Tally the lines with the word "Round" and report the number alone.

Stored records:
┄┄┄┄┄┄┄┄┄┄

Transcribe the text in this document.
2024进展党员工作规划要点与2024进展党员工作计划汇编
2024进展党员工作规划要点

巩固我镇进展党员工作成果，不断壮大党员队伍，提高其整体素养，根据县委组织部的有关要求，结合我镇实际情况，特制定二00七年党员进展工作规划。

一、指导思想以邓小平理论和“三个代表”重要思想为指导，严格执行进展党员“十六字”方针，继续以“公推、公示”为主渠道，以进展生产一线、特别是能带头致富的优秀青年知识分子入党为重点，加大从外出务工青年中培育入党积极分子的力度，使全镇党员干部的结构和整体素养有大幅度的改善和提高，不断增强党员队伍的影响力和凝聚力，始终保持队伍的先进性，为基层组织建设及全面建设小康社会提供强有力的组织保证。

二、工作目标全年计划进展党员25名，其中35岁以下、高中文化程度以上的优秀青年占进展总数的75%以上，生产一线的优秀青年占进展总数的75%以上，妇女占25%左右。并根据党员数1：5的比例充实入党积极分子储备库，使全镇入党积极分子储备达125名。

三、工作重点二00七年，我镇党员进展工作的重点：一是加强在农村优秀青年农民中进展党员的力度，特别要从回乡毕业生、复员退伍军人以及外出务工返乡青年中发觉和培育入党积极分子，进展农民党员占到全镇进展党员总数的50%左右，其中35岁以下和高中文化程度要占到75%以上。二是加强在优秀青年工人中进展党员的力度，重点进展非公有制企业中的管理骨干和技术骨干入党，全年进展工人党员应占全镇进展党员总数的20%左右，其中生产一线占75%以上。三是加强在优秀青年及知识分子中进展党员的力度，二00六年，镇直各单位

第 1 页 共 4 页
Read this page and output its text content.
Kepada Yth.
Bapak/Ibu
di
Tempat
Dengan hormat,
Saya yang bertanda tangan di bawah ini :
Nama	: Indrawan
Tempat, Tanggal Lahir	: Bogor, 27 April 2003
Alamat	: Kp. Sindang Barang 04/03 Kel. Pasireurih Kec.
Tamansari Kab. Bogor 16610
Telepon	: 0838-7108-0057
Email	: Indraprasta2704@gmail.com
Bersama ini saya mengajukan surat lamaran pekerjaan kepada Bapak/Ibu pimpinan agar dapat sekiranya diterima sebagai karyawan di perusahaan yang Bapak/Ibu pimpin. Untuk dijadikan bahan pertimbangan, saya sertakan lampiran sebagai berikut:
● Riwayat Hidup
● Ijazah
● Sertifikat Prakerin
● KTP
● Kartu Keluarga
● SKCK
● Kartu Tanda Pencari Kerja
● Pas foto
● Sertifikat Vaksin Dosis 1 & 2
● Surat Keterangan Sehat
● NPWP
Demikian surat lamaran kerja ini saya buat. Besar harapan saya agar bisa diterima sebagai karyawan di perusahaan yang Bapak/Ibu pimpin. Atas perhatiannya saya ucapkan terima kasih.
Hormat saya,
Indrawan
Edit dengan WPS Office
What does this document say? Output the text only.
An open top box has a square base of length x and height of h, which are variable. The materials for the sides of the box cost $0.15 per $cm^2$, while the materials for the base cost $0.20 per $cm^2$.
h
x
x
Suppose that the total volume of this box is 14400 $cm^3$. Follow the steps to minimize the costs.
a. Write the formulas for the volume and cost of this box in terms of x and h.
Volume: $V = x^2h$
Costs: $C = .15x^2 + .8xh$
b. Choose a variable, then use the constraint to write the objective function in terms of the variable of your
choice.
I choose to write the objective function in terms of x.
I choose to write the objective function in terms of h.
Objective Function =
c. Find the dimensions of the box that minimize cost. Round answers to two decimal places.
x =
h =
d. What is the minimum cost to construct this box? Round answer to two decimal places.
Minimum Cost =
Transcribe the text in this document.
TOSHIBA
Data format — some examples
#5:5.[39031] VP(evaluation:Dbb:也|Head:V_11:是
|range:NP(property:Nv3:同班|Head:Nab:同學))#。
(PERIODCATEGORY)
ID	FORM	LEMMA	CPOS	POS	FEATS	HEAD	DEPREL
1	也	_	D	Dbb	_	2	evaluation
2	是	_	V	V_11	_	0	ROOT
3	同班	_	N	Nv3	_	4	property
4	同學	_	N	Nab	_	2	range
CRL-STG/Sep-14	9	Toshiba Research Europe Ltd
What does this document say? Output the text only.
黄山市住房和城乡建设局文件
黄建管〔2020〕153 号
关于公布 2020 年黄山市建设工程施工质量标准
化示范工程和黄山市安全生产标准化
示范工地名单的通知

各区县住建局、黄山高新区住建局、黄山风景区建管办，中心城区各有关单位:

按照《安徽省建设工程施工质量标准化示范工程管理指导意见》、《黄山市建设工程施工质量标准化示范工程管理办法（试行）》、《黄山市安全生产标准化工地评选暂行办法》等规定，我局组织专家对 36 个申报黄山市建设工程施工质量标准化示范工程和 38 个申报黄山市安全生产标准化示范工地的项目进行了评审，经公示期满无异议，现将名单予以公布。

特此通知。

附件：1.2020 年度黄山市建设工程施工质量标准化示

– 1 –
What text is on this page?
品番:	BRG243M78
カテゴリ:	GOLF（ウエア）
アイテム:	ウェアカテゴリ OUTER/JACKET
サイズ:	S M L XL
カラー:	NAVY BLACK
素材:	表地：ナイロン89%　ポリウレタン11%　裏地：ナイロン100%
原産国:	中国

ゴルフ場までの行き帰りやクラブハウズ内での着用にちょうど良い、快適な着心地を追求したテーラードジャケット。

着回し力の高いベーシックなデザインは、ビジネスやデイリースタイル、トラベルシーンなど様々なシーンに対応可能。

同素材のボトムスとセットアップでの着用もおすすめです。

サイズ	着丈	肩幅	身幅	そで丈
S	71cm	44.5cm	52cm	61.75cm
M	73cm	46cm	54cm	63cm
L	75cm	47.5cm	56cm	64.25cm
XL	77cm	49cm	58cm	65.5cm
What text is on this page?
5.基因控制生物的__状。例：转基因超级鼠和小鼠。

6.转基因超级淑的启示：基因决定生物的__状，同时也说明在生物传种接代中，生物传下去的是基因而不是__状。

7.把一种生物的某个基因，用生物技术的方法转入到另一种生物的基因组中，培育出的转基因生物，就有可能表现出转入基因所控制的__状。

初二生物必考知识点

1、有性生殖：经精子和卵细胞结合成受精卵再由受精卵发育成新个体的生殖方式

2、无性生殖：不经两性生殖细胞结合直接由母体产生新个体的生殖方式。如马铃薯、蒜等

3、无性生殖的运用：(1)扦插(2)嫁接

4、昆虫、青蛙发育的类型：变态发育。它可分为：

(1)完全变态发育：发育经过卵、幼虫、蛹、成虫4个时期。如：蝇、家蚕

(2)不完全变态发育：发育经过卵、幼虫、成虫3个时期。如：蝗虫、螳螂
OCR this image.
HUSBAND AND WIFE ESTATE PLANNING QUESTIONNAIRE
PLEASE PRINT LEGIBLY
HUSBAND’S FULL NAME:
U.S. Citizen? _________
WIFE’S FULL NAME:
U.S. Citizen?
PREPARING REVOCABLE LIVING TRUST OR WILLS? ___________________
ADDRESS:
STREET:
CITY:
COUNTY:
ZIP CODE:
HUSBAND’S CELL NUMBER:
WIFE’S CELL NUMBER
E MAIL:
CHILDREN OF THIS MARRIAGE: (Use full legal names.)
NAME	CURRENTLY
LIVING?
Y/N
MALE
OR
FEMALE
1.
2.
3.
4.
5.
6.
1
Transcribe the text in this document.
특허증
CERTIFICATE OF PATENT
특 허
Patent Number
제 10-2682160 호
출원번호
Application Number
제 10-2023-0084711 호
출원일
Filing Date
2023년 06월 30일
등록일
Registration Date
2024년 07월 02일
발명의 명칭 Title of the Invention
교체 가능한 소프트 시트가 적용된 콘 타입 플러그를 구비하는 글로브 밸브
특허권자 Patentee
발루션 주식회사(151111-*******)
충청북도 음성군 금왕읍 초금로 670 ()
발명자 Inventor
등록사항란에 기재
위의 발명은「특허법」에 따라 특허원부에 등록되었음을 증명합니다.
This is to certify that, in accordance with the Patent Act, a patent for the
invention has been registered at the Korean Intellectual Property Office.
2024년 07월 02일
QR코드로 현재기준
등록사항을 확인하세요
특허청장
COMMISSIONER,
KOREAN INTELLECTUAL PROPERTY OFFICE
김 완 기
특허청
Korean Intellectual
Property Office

┄┄┄┄┄┄┄┄┄┄

◆ EXERCISE ANSWER
2